**Data records**
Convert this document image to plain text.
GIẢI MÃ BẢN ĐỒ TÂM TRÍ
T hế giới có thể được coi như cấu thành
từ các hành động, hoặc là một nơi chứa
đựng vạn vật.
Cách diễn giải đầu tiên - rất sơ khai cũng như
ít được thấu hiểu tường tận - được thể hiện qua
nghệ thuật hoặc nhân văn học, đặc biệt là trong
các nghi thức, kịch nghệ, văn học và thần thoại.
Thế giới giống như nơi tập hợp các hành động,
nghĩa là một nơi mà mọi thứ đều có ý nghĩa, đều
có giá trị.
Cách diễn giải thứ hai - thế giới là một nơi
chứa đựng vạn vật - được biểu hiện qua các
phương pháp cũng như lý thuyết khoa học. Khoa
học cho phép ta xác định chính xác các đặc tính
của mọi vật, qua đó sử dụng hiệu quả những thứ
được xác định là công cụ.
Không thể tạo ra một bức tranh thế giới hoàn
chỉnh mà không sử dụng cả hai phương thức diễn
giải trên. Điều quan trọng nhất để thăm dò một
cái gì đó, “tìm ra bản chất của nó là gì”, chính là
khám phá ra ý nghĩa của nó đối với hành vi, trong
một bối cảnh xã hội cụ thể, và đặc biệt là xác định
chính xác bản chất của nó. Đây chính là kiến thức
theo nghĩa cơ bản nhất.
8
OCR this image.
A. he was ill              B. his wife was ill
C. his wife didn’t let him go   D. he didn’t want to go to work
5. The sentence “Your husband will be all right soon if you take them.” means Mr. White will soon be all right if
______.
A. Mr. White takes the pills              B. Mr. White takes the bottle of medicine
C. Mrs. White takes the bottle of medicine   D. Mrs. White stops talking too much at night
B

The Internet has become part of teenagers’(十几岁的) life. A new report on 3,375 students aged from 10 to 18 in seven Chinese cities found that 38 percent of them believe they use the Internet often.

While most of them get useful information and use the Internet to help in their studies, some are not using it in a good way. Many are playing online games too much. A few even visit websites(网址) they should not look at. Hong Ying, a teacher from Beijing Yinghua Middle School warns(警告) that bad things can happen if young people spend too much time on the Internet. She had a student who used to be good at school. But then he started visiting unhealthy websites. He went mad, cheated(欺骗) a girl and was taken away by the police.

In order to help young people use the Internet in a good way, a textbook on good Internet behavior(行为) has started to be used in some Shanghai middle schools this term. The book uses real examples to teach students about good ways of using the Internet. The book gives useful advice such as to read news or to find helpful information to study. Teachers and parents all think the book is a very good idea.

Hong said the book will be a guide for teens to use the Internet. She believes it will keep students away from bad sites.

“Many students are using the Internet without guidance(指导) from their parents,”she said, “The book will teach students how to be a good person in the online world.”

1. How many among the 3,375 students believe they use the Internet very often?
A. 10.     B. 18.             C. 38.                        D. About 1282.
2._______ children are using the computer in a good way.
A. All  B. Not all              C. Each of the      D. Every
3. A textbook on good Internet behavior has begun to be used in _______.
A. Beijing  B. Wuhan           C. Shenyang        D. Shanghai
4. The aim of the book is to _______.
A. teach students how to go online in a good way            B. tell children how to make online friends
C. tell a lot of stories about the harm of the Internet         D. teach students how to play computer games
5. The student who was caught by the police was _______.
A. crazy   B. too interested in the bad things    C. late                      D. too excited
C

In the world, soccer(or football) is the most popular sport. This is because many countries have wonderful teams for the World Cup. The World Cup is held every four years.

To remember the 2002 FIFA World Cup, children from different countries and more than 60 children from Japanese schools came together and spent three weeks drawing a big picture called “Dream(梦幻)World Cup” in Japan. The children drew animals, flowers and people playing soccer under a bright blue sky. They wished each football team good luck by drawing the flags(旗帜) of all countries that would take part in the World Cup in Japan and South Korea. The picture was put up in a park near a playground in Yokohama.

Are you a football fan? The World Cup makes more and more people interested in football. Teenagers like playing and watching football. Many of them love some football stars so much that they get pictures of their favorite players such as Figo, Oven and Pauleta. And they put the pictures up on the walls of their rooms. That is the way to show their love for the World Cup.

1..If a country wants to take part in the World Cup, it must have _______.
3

**WORK TO DO**
Scan the listing above. Gather each line that contains the word "hiện".

**EXERCISE RESPONSE**
ít được thấu hiểu tường tận - được thể hiện qua
chứa đựng vạn vật - được biểu hiện qua các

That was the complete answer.